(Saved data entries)
>>
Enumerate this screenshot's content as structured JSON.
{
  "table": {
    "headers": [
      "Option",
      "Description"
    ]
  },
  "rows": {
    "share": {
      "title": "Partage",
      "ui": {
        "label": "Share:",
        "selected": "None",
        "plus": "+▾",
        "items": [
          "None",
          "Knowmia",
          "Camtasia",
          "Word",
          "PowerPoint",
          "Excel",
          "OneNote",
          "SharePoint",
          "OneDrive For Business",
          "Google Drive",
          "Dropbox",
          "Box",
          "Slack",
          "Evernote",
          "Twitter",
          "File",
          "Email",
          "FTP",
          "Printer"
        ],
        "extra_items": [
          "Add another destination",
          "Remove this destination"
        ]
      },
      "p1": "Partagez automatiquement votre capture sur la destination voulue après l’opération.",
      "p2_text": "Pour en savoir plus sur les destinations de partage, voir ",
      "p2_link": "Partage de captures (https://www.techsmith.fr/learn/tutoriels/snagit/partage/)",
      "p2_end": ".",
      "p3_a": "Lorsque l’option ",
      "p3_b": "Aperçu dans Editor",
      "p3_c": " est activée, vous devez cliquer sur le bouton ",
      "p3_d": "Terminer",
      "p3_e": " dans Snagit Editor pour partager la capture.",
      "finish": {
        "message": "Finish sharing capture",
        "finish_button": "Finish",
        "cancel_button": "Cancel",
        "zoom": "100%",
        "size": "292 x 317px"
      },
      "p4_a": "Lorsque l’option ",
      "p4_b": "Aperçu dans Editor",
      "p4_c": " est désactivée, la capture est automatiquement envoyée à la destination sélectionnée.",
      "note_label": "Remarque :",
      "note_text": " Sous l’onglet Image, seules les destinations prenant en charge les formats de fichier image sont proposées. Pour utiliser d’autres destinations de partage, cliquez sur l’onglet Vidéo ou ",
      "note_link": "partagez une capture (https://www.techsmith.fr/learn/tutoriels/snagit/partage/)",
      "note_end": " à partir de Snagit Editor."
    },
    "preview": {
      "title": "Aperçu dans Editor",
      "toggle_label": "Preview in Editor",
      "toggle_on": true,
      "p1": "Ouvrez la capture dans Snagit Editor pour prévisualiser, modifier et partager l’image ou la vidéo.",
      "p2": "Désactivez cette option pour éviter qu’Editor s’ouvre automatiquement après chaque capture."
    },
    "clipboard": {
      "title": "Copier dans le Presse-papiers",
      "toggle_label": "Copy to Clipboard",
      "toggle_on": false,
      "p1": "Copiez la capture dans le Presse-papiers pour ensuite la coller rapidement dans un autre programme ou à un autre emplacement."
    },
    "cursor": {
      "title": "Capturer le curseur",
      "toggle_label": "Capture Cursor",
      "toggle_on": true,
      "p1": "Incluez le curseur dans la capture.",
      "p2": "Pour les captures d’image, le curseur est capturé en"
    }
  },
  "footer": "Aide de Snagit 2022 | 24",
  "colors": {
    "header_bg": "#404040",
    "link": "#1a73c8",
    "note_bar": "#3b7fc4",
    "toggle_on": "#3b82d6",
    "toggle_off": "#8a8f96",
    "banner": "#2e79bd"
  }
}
<<
BRIEF:
Every record shown above must be echoed exactly.

CORRECT OUTPUT:
Enumerate this screenshot's content as structured JSON.
{
  "table": {
    "headers": [
      "Option",
      "Description"
    ]
  },
  "rows": {
    "share": {
      "title": "Partage",
      "ui": {
        "label": "Share:",
        "selected": "None",
        "plus": "+▾",
        "items": [
          "None",
          "Knowmia",
          "Camtasia",
          "Word",
          "PowerPoint",
          "Excel",
          "OneNote",
          "SharePoint",
          "OneDrive For Business",
          "Google Drive",
          "Dropbox",
          "Box",
          "Slack",
          "Evernote",
          "Twitter",
          "File",
          "Email",
          "FTP",
          "Printer"
        ],
        "extra_items": [
          "Add another destination",
          "Remove this destination"
        ]
      },
      "p1": "Partagez automatiquement votre capture sur la destination voulue après l’opération.",
      "p2_text": "Pour en savoir plus sur les destinations de partage, voir ",
      "p2_link": "Partage de captures (https://www.techsmith.fr/learn/tutoriels/snagit/partage/)",
      "p2_end": ".",
      "p3_a": "Lorsque l’option ",
      "p3_b": "Aperçu dans Editor",
      "p3_c": " est activée, vous devez cliquer sur le bouton ",
      "p3_d": "Terminer",
      "p3_e": " dans Snagit Editor pour partager la capture.",
      "finish": {
        "message": "Finish sharing capture",
        "finish_button": "Finish",
        "cancel_button": "Cancel",
        "zoom": "100%",
        "size": "292 x 317px"
      },
      "p4_a": "Lorsque l’option ",
      "p4_b": "Aperçu dans Editor",
      "p4_c": " est désactivée, la capture est automatiquement envoyée à la destination sélectionnée.",
      "note_label": "Remarque :",
      "note_text": " Sous l’onglet Image, seules les destinations prenant en charge les formats de fichier image sont proposées. Pour utiliser d’autres destinations de partage, cliquez sur l’onglet Vidéo ou ",
      "note_link": "partagez une capture (https://www.techsmith.fr/learn/tutoriels/snagit/partage/)",
      "note_end": " à partir de Snagit Editor."
    },
    "preview": {
      "title": "Aperçu dans Editor",
      "toggle_label": "Preview in Editor",
      "toggle_on": true,
      "p1": "Ouvrez la capture dans Snagit Editor pour prévisualiser, modifier et partager l’image ou la vidéo.",
      "p2": "Désactivez cette option pour éviter qu’Editor s’ouvre automatiquement après chaque capture."
    },
    "clipboard": {
      "title": "Copier dans le Presse-papiers",
      "toggle_label": "Copy to Clipboard",
      "toggle_on": false,
      "p1": "Copiez la capture dans le Presse-papiers pour ensuite la coller rapidement dans un autre programme ou à un autre emplacement."
    },
    "cursor": {
      "title": "Capturer le curseur",
      "toggle_label": "Capture Cursor",
      "toggle_on": true,
      "p1": "Incluez le curseur dans la capture.",
      "p2": "Pour les captures d’image, le curseur est capturé en"
    }
  },
  "footer": "Aide de Snagit 2022 | 24",
  "colors": {
    "header_bg": "#404040",
    "link": "#1a73c8",
    "note_bar": "#3b7fc4",
    "toggle_on": "#3b82d6",
    "toggle_off": "#8a8f96",
    "banner": "#2e79bd"
  }
}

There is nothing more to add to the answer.